Required work: Reproduce each of the entries below verbatim, line for line.

================================

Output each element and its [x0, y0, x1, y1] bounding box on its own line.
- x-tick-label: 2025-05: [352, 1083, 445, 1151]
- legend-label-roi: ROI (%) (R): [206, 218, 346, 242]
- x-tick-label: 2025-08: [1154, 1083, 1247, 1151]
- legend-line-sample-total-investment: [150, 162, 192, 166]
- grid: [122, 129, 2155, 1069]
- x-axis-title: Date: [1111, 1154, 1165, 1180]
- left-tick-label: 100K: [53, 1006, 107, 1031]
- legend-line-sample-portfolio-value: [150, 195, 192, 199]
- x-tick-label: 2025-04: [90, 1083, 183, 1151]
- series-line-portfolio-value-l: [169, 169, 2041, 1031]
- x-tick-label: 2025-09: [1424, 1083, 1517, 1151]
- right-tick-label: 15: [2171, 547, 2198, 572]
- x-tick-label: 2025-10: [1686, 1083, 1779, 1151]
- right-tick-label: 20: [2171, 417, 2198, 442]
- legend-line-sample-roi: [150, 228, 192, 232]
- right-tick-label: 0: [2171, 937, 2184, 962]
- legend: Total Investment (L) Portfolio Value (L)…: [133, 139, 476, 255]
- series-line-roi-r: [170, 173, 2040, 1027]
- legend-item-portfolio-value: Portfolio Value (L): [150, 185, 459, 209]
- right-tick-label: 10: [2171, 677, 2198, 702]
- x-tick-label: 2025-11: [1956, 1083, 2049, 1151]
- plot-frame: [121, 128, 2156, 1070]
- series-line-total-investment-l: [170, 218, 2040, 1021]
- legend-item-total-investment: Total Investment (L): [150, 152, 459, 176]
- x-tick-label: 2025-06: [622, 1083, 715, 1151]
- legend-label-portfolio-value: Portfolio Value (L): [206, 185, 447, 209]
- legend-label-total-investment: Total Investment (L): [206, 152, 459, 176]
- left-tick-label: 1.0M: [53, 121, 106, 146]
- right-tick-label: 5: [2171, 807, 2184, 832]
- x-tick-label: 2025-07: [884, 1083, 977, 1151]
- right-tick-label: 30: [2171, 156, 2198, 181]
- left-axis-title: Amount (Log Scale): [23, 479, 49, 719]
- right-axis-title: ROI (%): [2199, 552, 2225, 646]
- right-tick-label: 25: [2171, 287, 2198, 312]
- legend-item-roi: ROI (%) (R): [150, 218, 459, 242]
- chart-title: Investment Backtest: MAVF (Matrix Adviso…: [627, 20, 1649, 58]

================================

Response below:
Output each element and its [x0, y0, x1, y1] bounding box on its own line.
- x-tick-label: 2025-05: [352, 1083, 445, 1151]
- legend-label-roi: ROI (%) (R): [206, 218, 346, 242]
- x-tick-label: 2025-08: [1154, 1083, 1247, 1151]
- legend-line-sample-total-investment: [150, 162, 192, 166]
- grid: [122, 129, 2155, 1069]
- x-axis-title: Date: [1111, 1154, 1165, 1180]
- left-tick-label: 100K: [53, 1006, 107, 1031]
- legend-line-sample-portfolio-value: [150, 195, 192, 199]
- x-tick-label: 2025-04: [90, 1083, 183, 1151]
- series-line-portfolio-value-l: [169, 169, 2041, 1031]
- x-tick-label: 2025-09: [1424, 1083, 1517, 1151]
- right-tick-label: 15: [2171, 547, 2198, 572]
- x-tick-label: 2025-10: [1686, 1083, 1779, 1151]
- right-tick-label: 20: [2171, 417, 2198, 442]
- legend-line-sample-roi: [150, 228, 192, 232]
- right-tick-label: 0: [2171, 937, 2184, 962]
- legend: Total Investment (L) Portfolio Value (L)…: [133, 139, 476, 255]
- series-line-roi-r: [170, 173, 2040, 1027]
- legend-item-portfolio-value: Portfolio Value (L): [150, 185, 459, 209]
- right-tick-label: 10: [2171, 677, 2198, 702]
- x-tick-label: 2025-11: [1956, 1083, 2049, 1151]
- plot-frame: [121, 128, 2156, 1070]
- series-line-total-investment-l: [170, 218, 2040, 1021]
- legend-item-total-investment: Total Investment (L): [150, 152, 459, 176]
- x-tick-label: 2025-06: [622, 1083, 715, 1151]
- legend-label-portfolio-value: Portfolio Value (L): [206, 185, 447, 209]
- legend-label-total-investment: Total Investment (L): [206, 152, 459, 176]
- left-tick-label: 1.0M: [53, 121, 106, 146]
- right-tick-label: 5: [2171, 807, 2184, 832]
- x-tick-label: 2025-07: [884, 1083, 977, 1151]
- right-tick-label: 30: [2171, 156, 2198, 181]
- left-axis-title: Amount (Log Scale): [23, 479, 49, 719]
- right-axis-title: ROI (%): [2199, 552, 2225, 646]
- right-tick-label: 25: [2171, 287, 2198, 312]
- legend-item-roi: ROI (%) (R): [150, 218, 459, 242]
- chart-title: Investment Backtest: MAVF (Matrix Adviso…: [627, 20, 1649, 58]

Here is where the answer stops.